- _ページ抜粋_:
チームが先行している時は、次の選手に1秒でも、1mでも離してタスキを渡す、逆に負けている時やライバルチームの実力が上の選手と競る時は、粘って、ひっついて最小限の差に止める。ひとりひとりのそんな小さな頑張りの積み重ねが最終的にはチームとしての強さを生み、勝利に繋がるという教えだと理解しています。

鶴谷先生によれば、前段の「勝つ時は大差で」の他チームに圧倒的に勝利することに重点がある訳ではなく、後段の「負けても小差(僅差)で」がより大切なのだそうです。

1970年代後半からじわじわと台頭してきた報徳学園の駅伝チームは、同じ兵庫県のライバル、西脇工業と切磋琢磨して共に実力を磨いてきました。報徳学園は、1981年に全国大会で初優勝し、1983-1985年には大会史上初の三連覇を達成しています。1982年は、県大会で報徳学園を破った西脇工業が優勝しているので、1981年から1985年まで、兵庫県勢は五連覇を達成しています。当時は「兵庫を制する者は全国を制す」と言われるくらい、兵庫県の男子駅伝チームのレベルは高かったのです。

報徳学園の駅伝チームの強さは、圧倒的なスターランナーこそいないものの、各区間に粒揃いのハイレベルな選手が揃い、起用された選手が任された区間をブレーキなく、実力通りに走り切る調整力の高さにありました。

特に、三連覇となった1985年の優勝は区間賞ゼロで達成したもので、報徳駅伝の真骨頂が発揮されたレースだったように思います。前年優勝時の主力選手を主要区間に配し、優勝候補筆頭で臨んだこの大会では、4区で首位に立ったものの、区間賞3つを獲得した福岡県代表、八幡大附属高校(当時の校名)に追い上げられ、最終7区の中盤で遂に両校の並走になります。勝負は西京極陸上競技場内のトラックまで持ち込まれましたが、ラストの直線で一気のスパートで振り切ってのギリギリの優勝でした。(この時のアンカー、西尾選手は私の中学の同級生です)スター選手を作らず、それぞれが求められた仕事をする。仲間のミスは全員でカバーする。まさに鶴谷先生の教えが生きた名勝負だったと思います。

- _データ抜粋_:
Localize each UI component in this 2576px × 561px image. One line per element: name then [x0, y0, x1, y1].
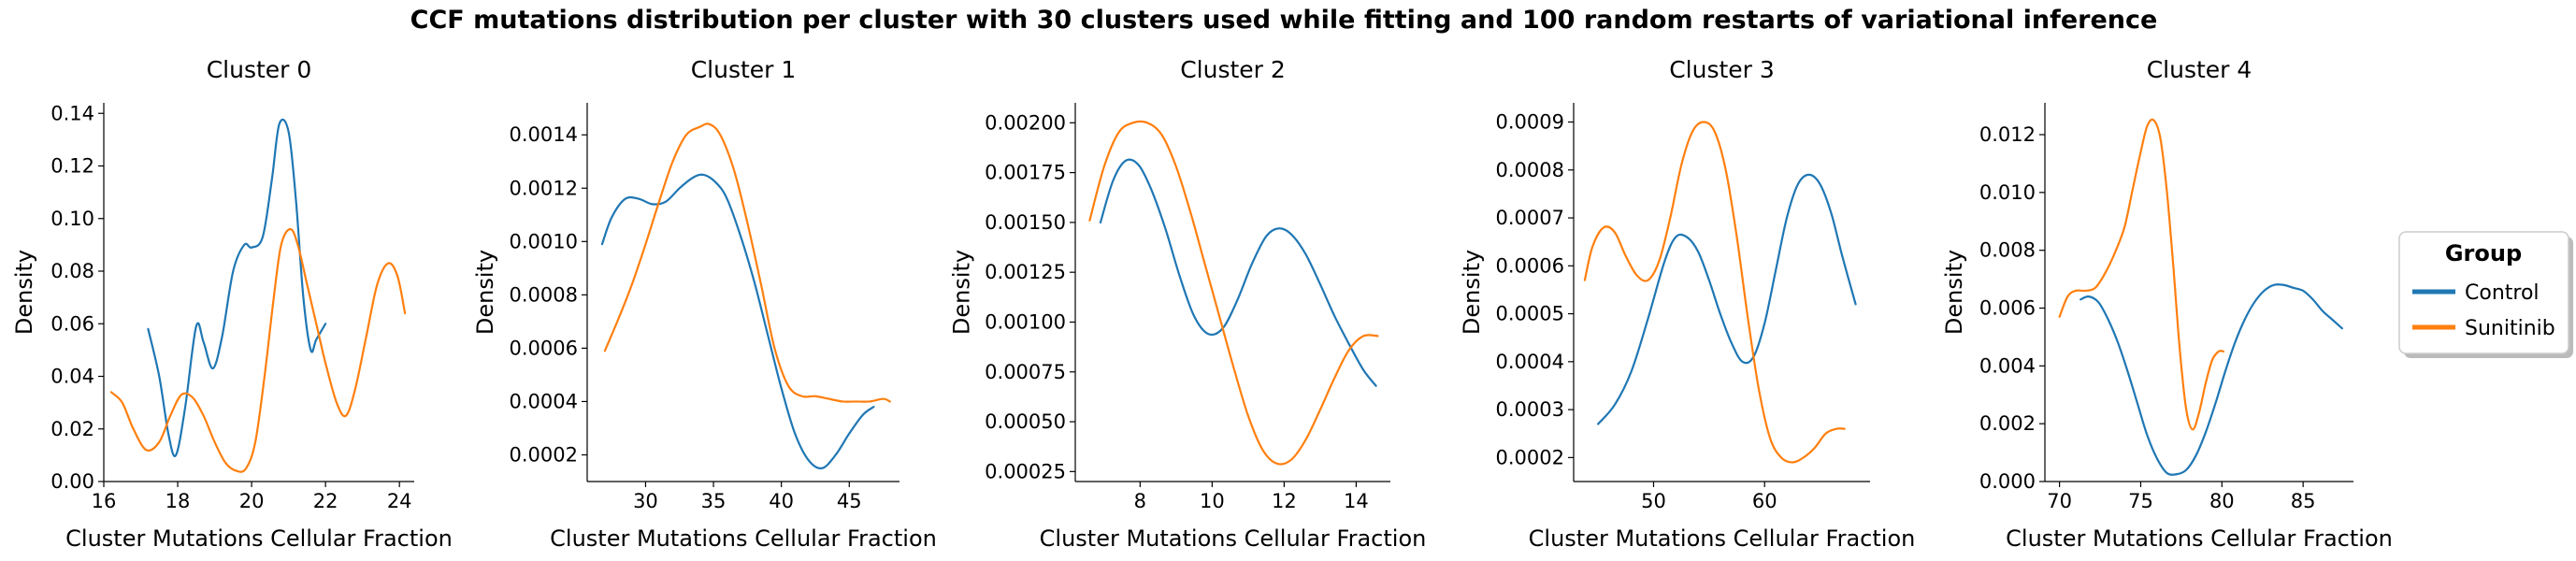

- _作業内容_: 報徳学園駅伝チームについての文章を、最後の文の直後から続けて書いてください。

- _出力結果_:
最近で言えば、駅伝強豪校にのし上がった東洋大学の「その1秒を削り出せ」に通じるものがあります。長距離競争は個人種目には違いありませんが、駅伝は苦楽を共にした仲間と一本のタスキを繋いで走るチームスポーツです。走る選手のみならず、部員全員の思いが詰まったタスキには重みがあります。仲間を思いやる結束力の強さが、個人の持っている能力以上の発揮に繋がり、ギリギリの勝負では影響してきます。

スポーツの世界では、圧倒的に力の違う相手と闘うこともある訳で、負けても仕方がない場合はあります。ただ、たとえ実力差はあっても気持ちで負けないで、一矢報いてやるという心意気を喪わないことはとても重要だと感じます。

最近は、チームプレーヤーとして求められる役割を果たし、組織の達成すべき目標の為に最善を尽くすという姿勢を保つのが難しい時代になってきたと感じます。「まずは自分が‥」という考えが肯定されており、行き過ぎた自己犠牲的精神は、古臭い時代遅れの考え方になりつつあります。信頼する仲間の為に、育ててくれたチームの為に‥という、純粋な感情を、自分の利益の為に利用しようという悪意を感じることもあります。駅伝が人気なのは、そのような個人志向の風潮に対するアンチテーゼではないでしょうか。

書こうと考えていた内容から最後は少しブレてきてしまいましたが、『勝つ時は大差で、負ける時は僅差(小差)で』は、なかなかに深い言葉です。